- What you have to do -
All of the material should be reproduced exactly, with pictures left out.

- Stored data -

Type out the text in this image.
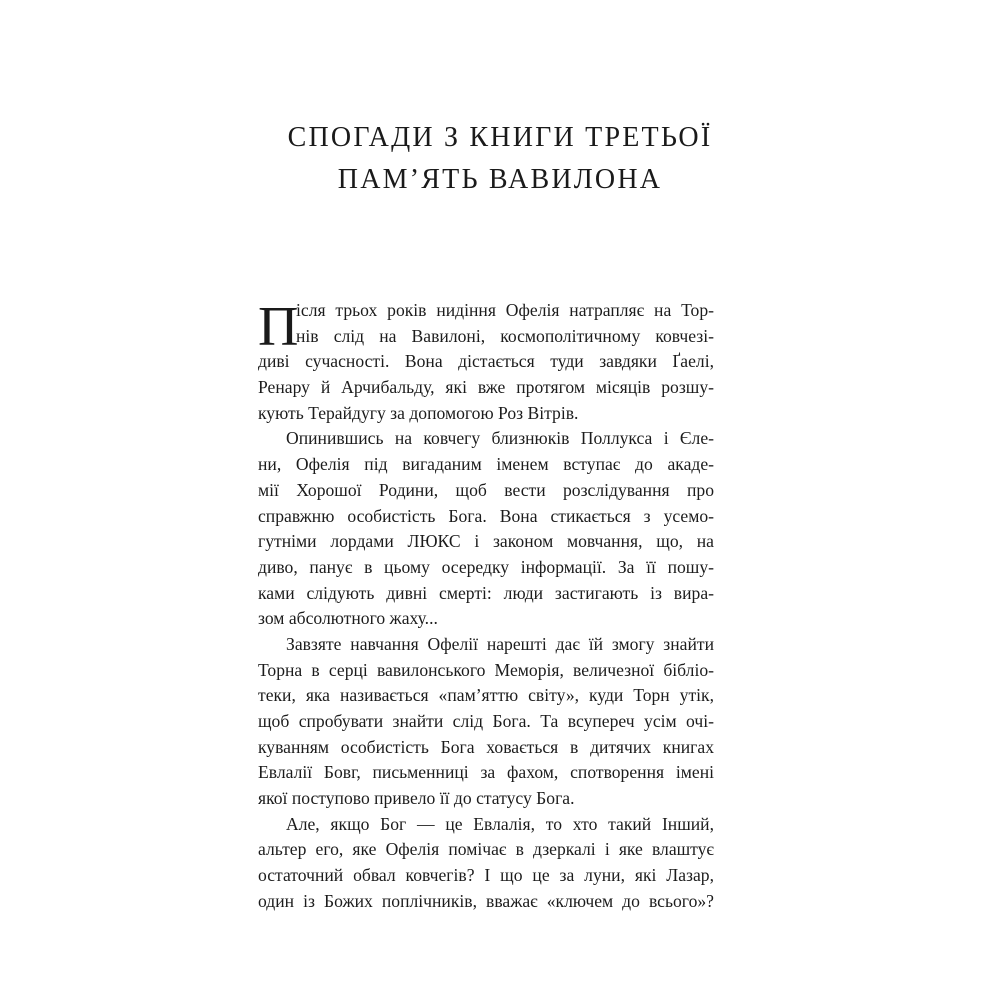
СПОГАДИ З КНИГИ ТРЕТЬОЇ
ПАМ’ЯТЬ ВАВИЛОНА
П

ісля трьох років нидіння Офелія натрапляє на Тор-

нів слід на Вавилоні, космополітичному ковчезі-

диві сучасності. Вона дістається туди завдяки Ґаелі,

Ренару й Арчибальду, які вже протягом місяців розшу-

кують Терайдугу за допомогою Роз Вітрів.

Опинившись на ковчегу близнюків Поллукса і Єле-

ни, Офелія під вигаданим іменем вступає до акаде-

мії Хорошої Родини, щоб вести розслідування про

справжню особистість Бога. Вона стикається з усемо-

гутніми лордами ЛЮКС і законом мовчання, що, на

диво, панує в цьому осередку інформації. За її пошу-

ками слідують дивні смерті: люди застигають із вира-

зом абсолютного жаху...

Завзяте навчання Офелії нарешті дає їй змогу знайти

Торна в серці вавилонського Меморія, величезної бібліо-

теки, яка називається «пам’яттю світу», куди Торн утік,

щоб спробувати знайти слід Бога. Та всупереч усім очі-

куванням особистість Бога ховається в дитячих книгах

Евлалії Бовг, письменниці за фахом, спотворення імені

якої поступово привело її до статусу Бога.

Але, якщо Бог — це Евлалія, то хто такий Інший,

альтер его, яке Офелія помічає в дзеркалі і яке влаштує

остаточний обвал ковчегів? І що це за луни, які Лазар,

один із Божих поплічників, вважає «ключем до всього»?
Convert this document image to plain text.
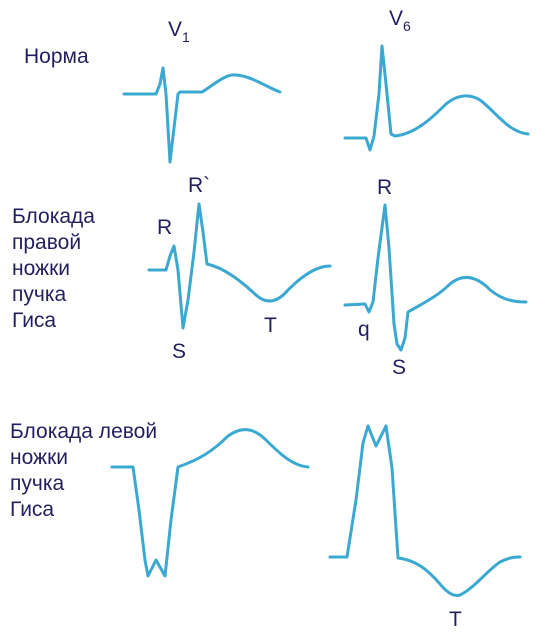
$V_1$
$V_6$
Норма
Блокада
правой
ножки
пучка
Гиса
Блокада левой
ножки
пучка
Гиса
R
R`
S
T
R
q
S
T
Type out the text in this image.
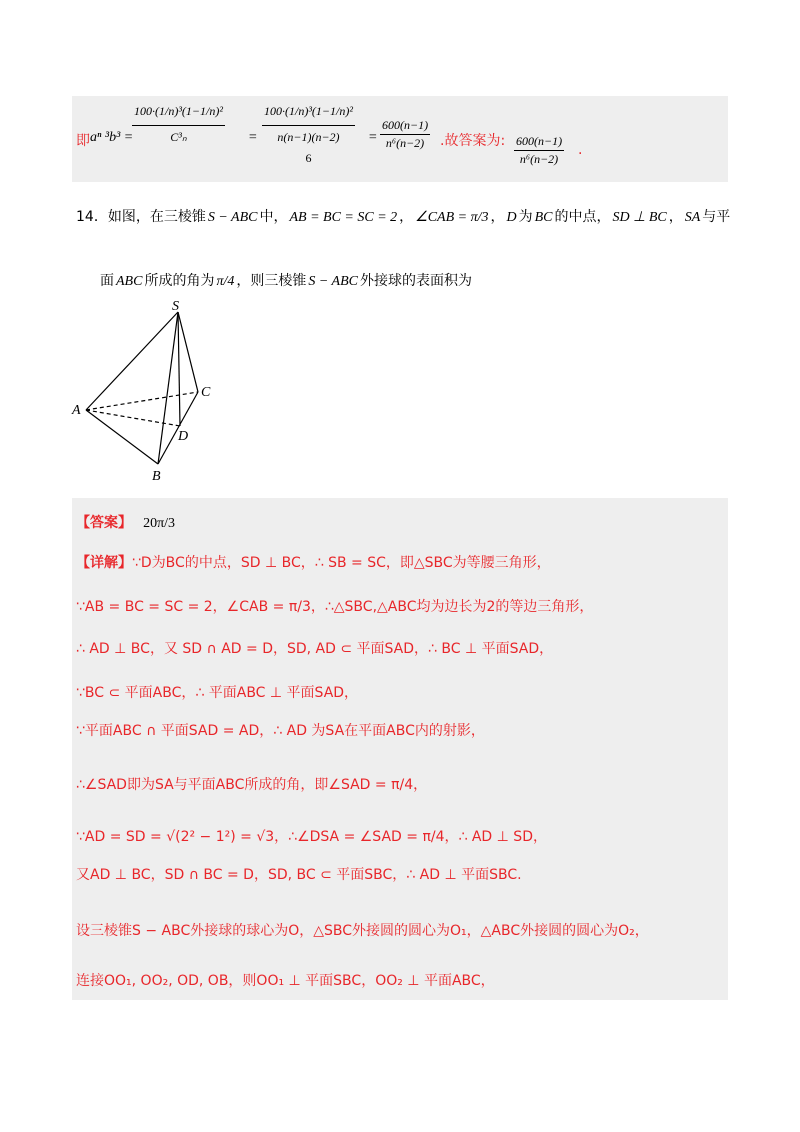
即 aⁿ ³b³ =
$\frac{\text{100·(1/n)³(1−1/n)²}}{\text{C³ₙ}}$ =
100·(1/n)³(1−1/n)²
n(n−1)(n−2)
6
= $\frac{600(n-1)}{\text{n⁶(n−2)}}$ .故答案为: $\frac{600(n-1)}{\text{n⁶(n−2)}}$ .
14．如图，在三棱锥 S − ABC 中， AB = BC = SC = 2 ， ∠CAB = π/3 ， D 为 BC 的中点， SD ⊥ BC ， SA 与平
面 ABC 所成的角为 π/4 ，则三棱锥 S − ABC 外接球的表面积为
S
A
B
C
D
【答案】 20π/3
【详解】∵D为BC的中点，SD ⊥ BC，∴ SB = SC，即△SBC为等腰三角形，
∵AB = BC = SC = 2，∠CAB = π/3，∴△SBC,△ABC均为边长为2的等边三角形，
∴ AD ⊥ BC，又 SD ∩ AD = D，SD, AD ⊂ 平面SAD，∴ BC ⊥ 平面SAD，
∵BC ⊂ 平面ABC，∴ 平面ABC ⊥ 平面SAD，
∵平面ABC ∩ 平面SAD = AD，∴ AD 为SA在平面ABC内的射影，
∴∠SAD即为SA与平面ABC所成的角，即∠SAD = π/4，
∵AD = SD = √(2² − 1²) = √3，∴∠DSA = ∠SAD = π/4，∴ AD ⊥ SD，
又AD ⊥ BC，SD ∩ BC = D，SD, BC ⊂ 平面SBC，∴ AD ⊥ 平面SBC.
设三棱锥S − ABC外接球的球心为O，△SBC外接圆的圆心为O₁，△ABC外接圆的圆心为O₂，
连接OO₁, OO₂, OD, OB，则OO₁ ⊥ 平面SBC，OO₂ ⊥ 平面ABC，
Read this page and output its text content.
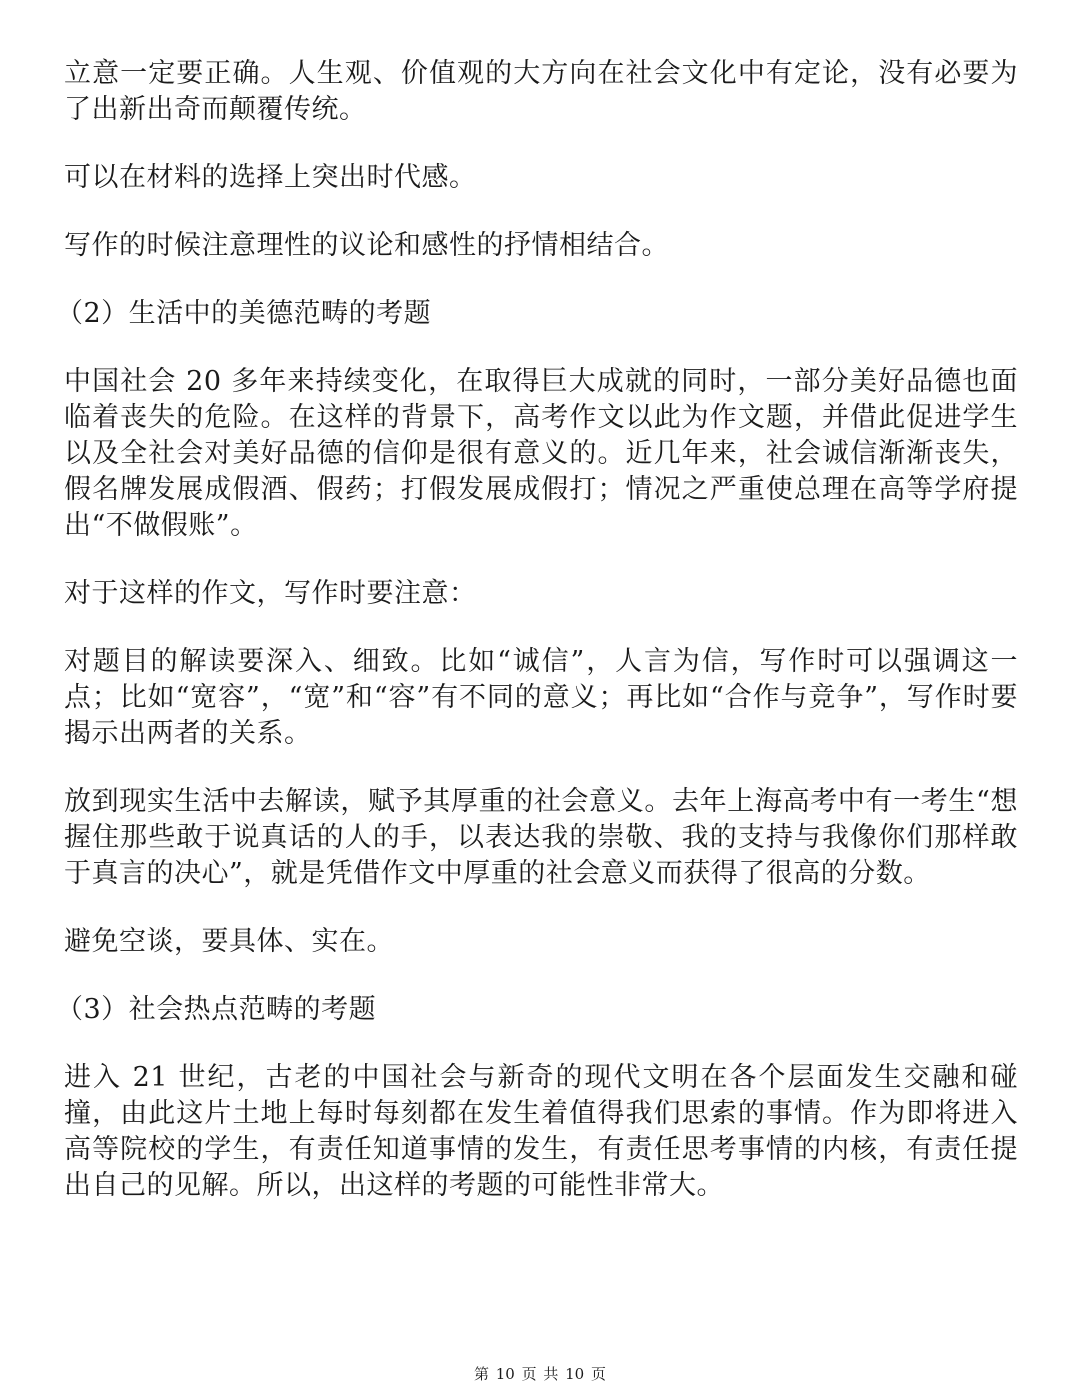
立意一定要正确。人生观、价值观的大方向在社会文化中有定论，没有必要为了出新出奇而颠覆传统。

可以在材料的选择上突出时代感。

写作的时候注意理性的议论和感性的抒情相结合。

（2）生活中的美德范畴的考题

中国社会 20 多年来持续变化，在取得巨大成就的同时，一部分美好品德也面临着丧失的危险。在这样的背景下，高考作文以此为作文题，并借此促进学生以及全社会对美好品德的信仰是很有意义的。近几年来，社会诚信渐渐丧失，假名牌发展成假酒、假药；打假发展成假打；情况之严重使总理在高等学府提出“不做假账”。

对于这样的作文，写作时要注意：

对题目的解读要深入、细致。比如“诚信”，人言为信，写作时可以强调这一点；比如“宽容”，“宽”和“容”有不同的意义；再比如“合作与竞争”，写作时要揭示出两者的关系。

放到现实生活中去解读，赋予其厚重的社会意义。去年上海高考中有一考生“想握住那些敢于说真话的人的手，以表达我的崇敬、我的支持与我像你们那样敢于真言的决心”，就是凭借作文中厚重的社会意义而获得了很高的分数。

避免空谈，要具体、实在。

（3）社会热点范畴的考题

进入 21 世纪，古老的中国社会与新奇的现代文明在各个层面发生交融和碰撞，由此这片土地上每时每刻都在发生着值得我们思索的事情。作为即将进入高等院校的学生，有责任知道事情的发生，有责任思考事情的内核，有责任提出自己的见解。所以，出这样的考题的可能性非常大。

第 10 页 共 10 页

- The answer -
Type out the text in this image.
СПОГАДИ З КНИГИ ТРЕТЬОЇ
ПАМ’ЯТЬ ВАВИЛОНА
П

ісля трьох років нидіння Офелія натрапляє на Тор-

нів слід на Вавилоні, космополітичному ковчезі-

диві сучасності. Вона дістається туди завдяки Ґаелі,

Ренару й Арчибальду, які вже протягом місяців розшу-

кують Терайдугу за допомогою Роз Вітрів.

Опинившись на ковчегу близнюків Поллукса і Єле-

ни, Офелія під вигаданим іменем вступає до акаде-

мії Хорошої Родини, щоб вести розслідування про

справжню особистість Бога. Вона стикається з усемо-

гутніми лордами ЛЮКС і законом мовчання, що, на

диво, панує в цьому осередку інформації. За її пошу-

ками слідують дивні смерті: люди застигають із вира-

зом абсолютного жаху...

Завзяте навчання Офелії нарешті дає їй змогу знайти

Торна в серці вавилонського Меморія, величезної бібліо-

теки, яка називається «пам’яттю світу», куди Торн утік,

щоб спробувати знайти слід Бога. Та всупереч усім очі-

куванням особистість Бога ховається в дитячих книгах

Евлалії Бовг, письменниці за фахом, спотворення імені

якої поступово привело її до статусу Бога.

Але, якщо Бог — це Евлалія, то хто такий Інший,

альтер его, яке Офелія помічає в дзеркалі і яке влаштує

остаточний обвал ковчегів? І що це за луни, які Лазар,

один із Божих поплічників, вважає «ключем до всього»?
Convert this document image to plain text.
$V_1$
$V_6$
Норма
Блокада
правой
ножки
пучка
Гиса
Блокада левой
ножки
пучка
Гиса
R
R`
S
T
R
q
S
T
Type out the text in this image.
即 aⁿ ³b³ =
$\frac{\text{100·(1/n)³(1−1/n)²}}{\text{C³ₙ}}$ =
100·(1/n)³(1−1/n)²
n(n−1)(n−2)
6
= $\frac{600(n-1)}{\text{n⁶(n−2)}}$ .故答案为: $\frac{600(n-1)}{\text{n⁶(n−2)}}$ .
14．如图，在三棱锥 S − ABC 中， AB = BC = SC = 2 ， ∠CAB = π/3 ， D 为 BC 的中点， SD ⊥ BC ， SA 与平
面 ABC 所成的角为 π/4 ，则三棱锥 S − ABC 外接球的表面积为
S
A
B
C
D
【答案】 20π/3
【详解】∵D为BC的中点，SD ⊥ BC，∴ SB = SC，即△SBC为等腰三角形，
∵AB = BC = SC = 2，∠CAB = π/3，∴△SBC,△ABC均为边长为2的等边三角形，
∴ AD ⊥ BC，又 SD ∩ AD = D，SD, AD ⊂ 平面SAD，∴ BC ⊥ 平面SAD，
∵BC ⊂ 平面ABC，∴ 平面ABC ⊥ 平面SAD，
∵平面ABC ∩ 平面SAD = AD，∴ AD 为SA在平面ABC内的射影，
∴∠SAD即为SA与平面ABC所成的角，即∠SAD = π/4，
∵AD = SD = √(2² − 1²) = √3，∴∠DSA = ∠SAD = π/4，∴ AD ⊥ SD，
又AD ⊥ BC，SD ∩ BC = D，SD, BC ⊂ 平面SBC，∴ AD ⊥ 平面SBC.
设三棱锥S − ABC外接球的球心为O，△SBC外接圆的圆心为O₁，△ABC外接圆的圆心为O₂，
连接OO₁, OO₂, OD, OB，则OO₁ ⊥ 平面SBC，OO₂ ⊥ 平面ABC，
Read this page and output its text content.
立意一定要正确。人生观、价值观的大方向在社会文化中有定论，没有必要为了出新出奇而颠覆传统。

可以在材料的选择上突出时代感。

写作的时候注意理性的议论和感性的抒情相结合。

（2）生活中的美德范畴的考题

中国社会 20 多年来持续变化，在取得巨大成就的同时，一部分美好品德也面临着丧失的危险。在这样的背景下，高考作文以此为作文题，并借此促进学生以及全社会对美好品德的信仰是很有意义的。近几年来，社会诚信渐渐丧失，假名牌发展成假酒、假药；打假发展成假打；情况之严重使总理在高等学府提出“不做假账”。

对于这样的作文，写作时要注意：

对题目的解读要深入、细致。比如“诚信”，人言为信，写作时可以强调这一点；比如“宽容”，“宽”和“容”有不同的意义；再比如“合作与竞争”，写作时要揭示出两者的关系。

放到现实生活中去解读，赋予其厚重的社会意义。去年上海高考中有一考生“想握住那些敢于说真话的人的手，以表达我的崇敬、我的支持与我像你们那样敢于真言的决心”，就是凭借作文中厚重的社会意义而获得了很高的分数。

避免空谈，要具体、实在。

（3）社会热点范畴的考题

进入 21 世纪，古老的中国社会与新奇的现代文明在各个层面发生交融和碰撞，由此这片土地上每时每刻都在发生着值得我们思索的事情。作为即将进入高等院校的学生，有责任知道事情的发生，有责任思考事情的内核，有责任提出自己的见解。所以，出这样的考题的可能性非常大。

第 10 页 共 10 页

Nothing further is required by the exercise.